» **Exercise**: Take each line that has the word "nitrate" and return it.

((

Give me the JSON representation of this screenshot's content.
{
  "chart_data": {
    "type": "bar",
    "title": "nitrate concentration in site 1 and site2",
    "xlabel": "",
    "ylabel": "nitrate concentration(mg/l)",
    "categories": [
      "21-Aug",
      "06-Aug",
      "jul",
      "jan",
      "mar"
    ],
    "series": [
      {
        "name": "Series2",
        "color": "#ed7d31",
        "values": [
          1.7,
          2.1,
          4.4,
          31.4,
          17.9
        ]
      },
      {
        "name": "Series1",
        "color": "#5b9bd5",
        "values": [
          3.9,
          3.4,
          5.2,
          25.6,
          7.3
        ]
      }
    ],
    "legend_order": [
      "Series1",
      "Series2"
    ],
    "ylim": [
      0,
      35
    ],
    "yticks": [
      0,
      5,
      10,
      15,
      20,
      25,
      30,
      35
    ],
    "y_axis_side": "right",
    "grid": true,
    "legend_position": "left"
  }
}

))

» **Result for this task**:
    "title": "nitrate concentration in site 1 and site2",
    "ylabel": "nitrate concentration(mg/l)",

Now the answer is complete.